= MATERIAL FOR THE TASK =
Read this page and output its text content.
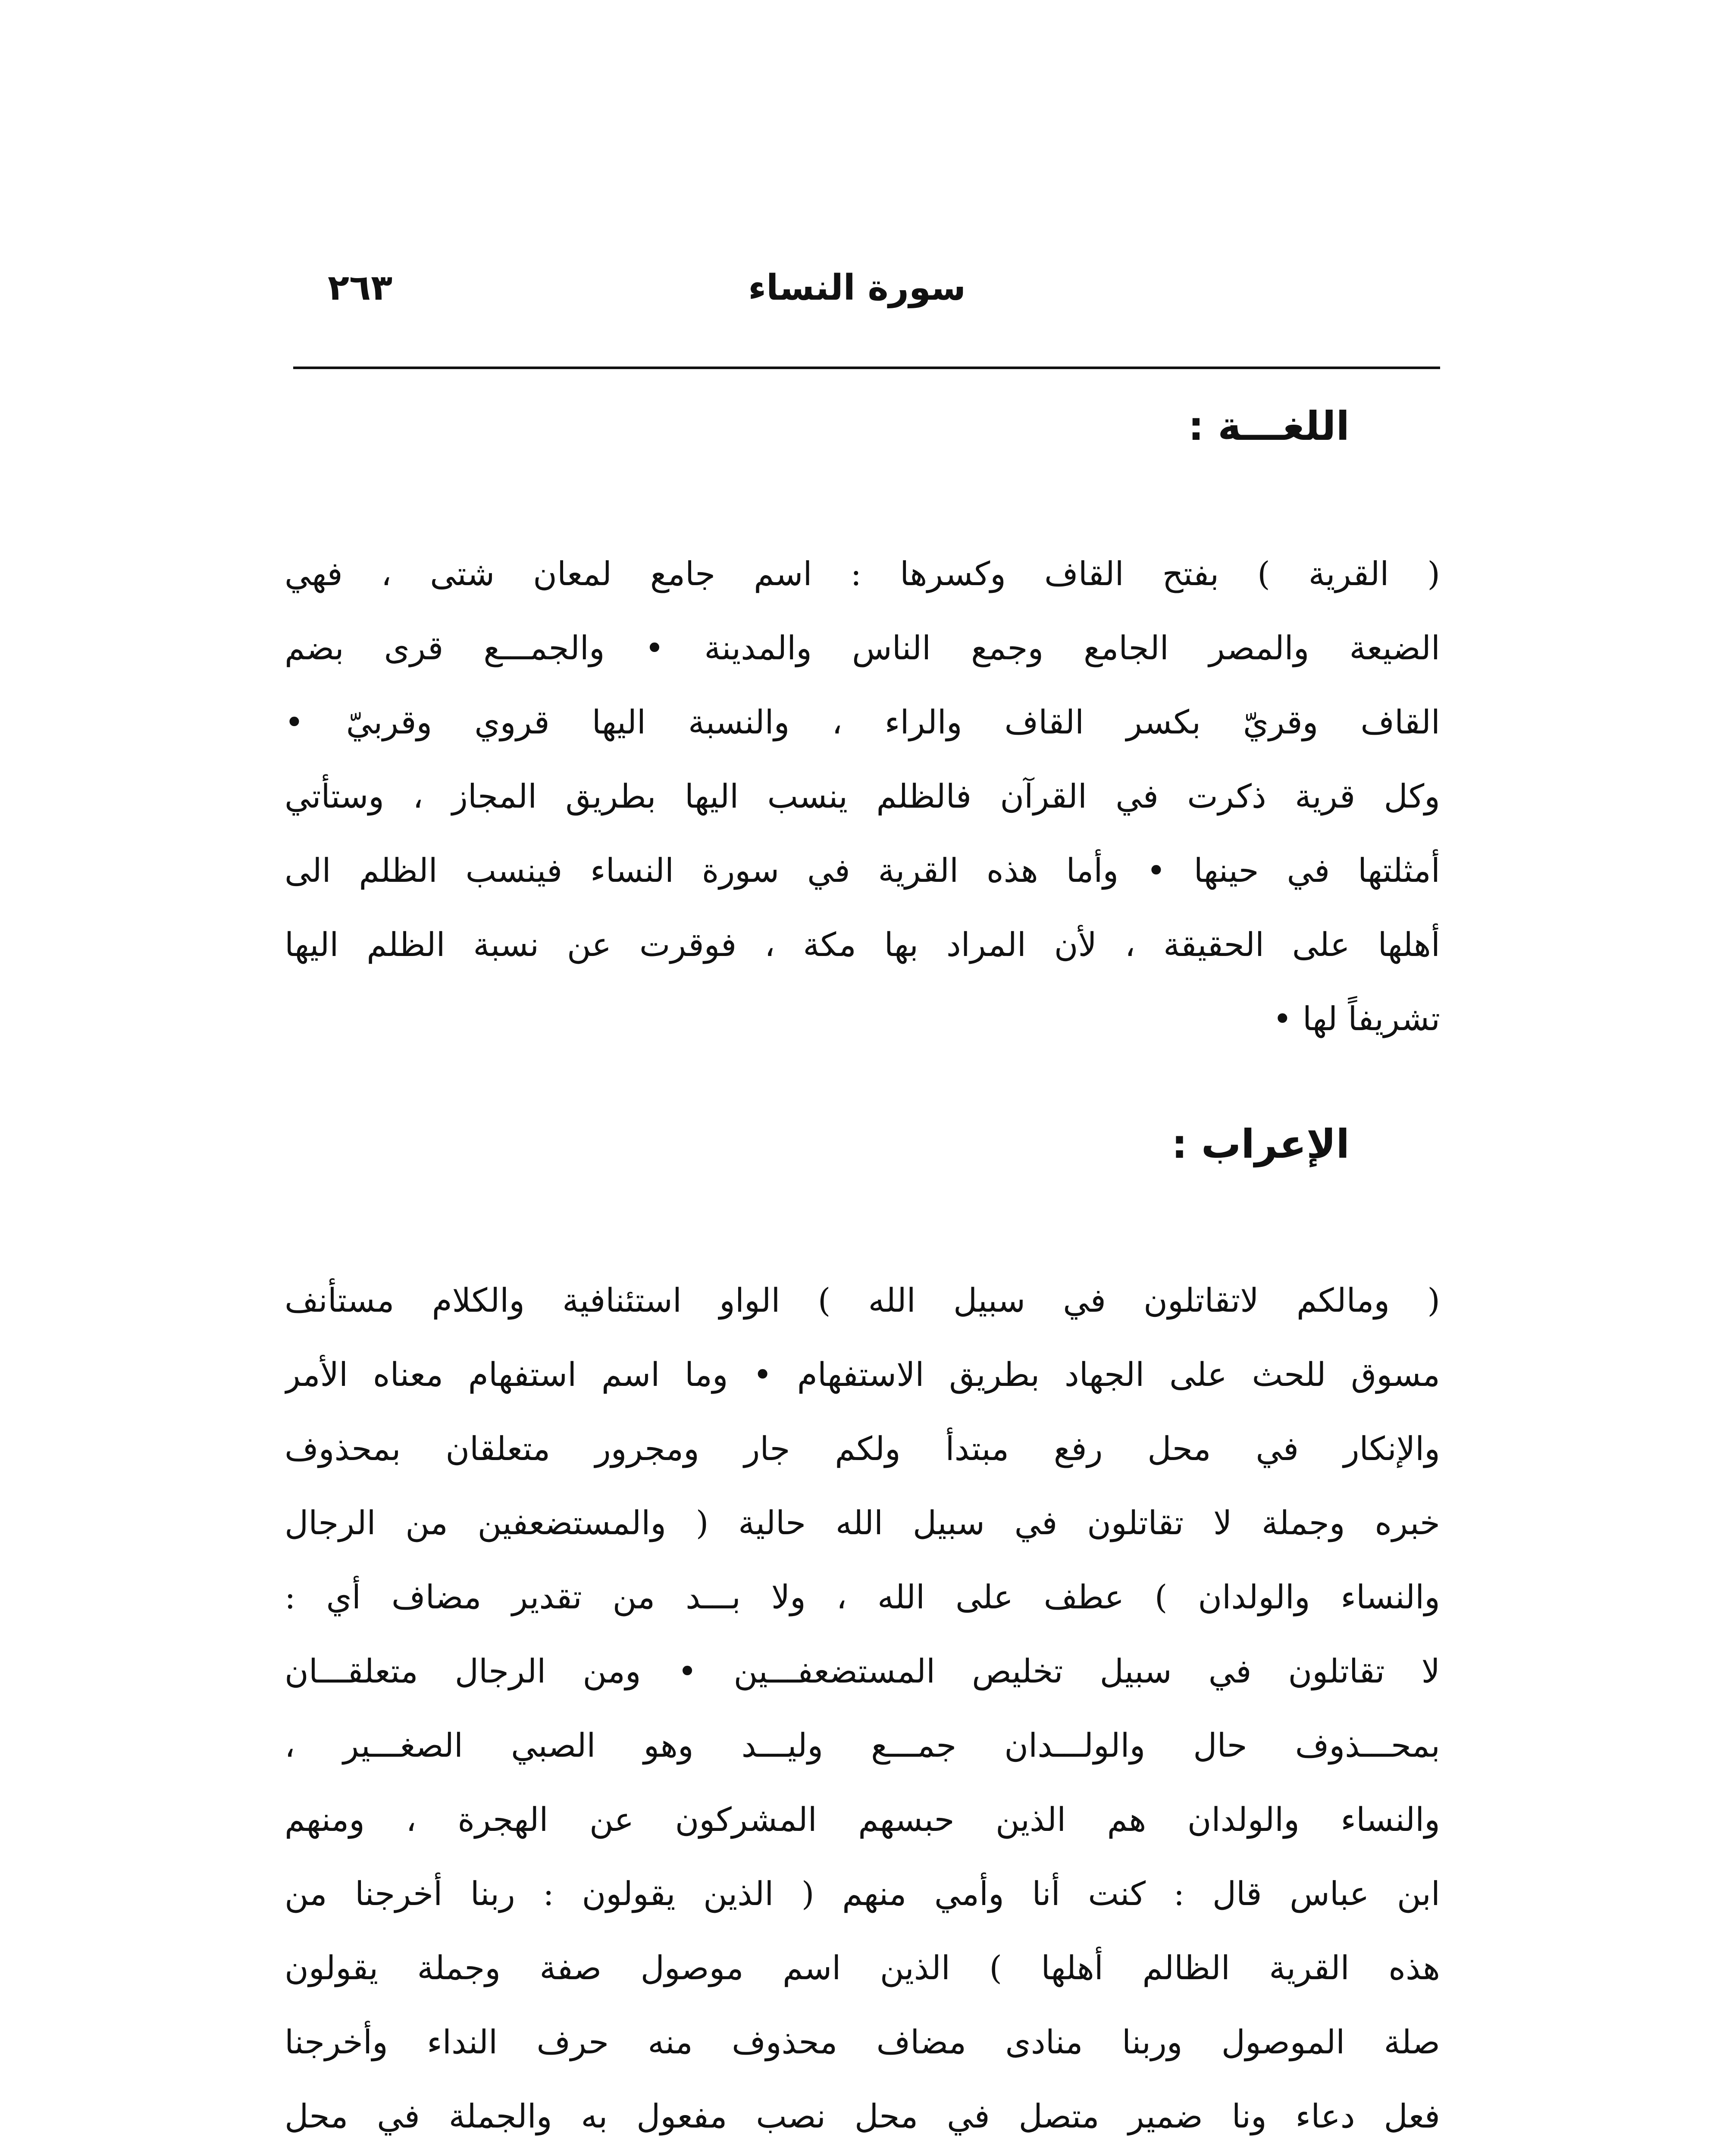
سورة النساء
٢٦٣
اللغـــة :
( القرية ) بفتح القاف وكسرها : اسم جامع لمعان شتى ، فهي
الضيعة والمصر الجامع وجمع الناس والمدينة • والجمـــع قرى بضم
القاف وقريّ بكسر القاف والراء ، والنسبة اليها قروي وقربيّ •
وكل قرية ذكرت في القرآن فالظلم ينسب اليها بطريق المجاز ، وستأتي
أمثلتها في حينها • وأما هذه القرية في سورة النساء فينسب الظلم الى
أهلها على الحقيقة ، لأن المراد بها مكة ، فوقرت عن نسبة الظلم اليها
تشريفاً لها •
الإعراب :
( ومالكم لاتقاتلون في سبيل الله ) الواو استئنافية والكلام مستأنف
مسوق للحث على الجهاد بطريق الاستفهام • وما اسم استفهام معناه الأمر
والإنكار في محل رفع مبتدأ ولكم جار ومجرور متعلقان بمحذوف
خبره وجملة لا تقاتلون في سبيل الله حالية ( والمستضعفين من الرجال
والنساء والولدان ) عطف على الله ، ولا بـــد من تقدير مضاف أي :
لا تقاتلون في سبيل تخليص المستضعفـــين • ومن الرجال متعلقـــان
بمحـــذوف حال والولـــدان جمـــع وليـــد وهو الصبي الصغـــير ،
والنساء والولدان هم الذين حبسهم المشركون عن الهجرة ، ومنهم
ابن عباس قال : كنت أنا وأمي منهم ( الذين يقولون : ربنا أخرجنا من
هذه القرية الظالم أهلها ) الذين اسم موصول صفة وجملة يقولون
صلة الموصول وربنا منادى مضاف محذوف منه حرف النداء وأخرجنا
فعل دعاء ونا ضمير متصل في محل نصب مفعول به والجملة في محل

= WHAT IS EXPECTED =
Transcribe the full listing character for character. Pictures are excluded.

= RESULT OF THIS TASK =
Read this page and output its text content.
سورة النساء
٢٦٣
اللغـــة :
( القرية ) بفتح القاف وكسرها : اسم جامع لمعان شتى ، فهي
الضيعة والمصر الجامع وجمع الناس والمدينة • والجمـــع قرى بضم
القاف وقريّ بكسر القاف والراء ، والنسبة اليها قروي وقربيّ •
وكل قرية ذكرت في القرآن فالظلم ينسب اليها بطريق المجاز ، وستأتي
أمثلتها في حينها • وأما هذه القرية في سورة النساء فينسب الظلم الى
أهلها على الحقيقة ، لأن المراد بها مكة ، فوقرت عن نسبة الظلم اليها
تشريفاً لها •
الإعراب :
( ومالكم لاتقاتلون في سبيل الله ) الواو استئنافية والكلام مستأنف
مسوق للحث على الجهاد بطريق الاستفهام • وما اسم استفهام معناه الأمر
والإنكار في محل رفع مبتدأ ولكم جار ومجرور متعلقان بمحذوف
خبره وجملة لا تقاتلون في سبيل الله حالية ( والمستضعفين من الرجال
والنساء والولدان ) عطف على الله ، ولا بـــد من تقدير مضاف أي :
لا تقاتلون في سبيل تخليص المستضعفـــين • ومن الرجال متعلقـــان
بمحـــذوف حال والولـــدان جمـــع وليـــد وهو الصبي الصغـــير ،
والنساء والولدان هم الذين حبسهم المشركون عن الهجرة ، ومنهم
ابن عباس قال : كنت أنا وأمي منهم ( الذين يقولون : ربنا أخرجنا من
هذه القرية الظالم أهلها ) الذين اسم موصول صفة وجملة يقولون
صلة الموصول وربنا منادى مضاف محذوف منه حرف النداء وأخرجنا
فعل دعاء ونا ضمير متصل في محل نصب مفعول به والجملة في محل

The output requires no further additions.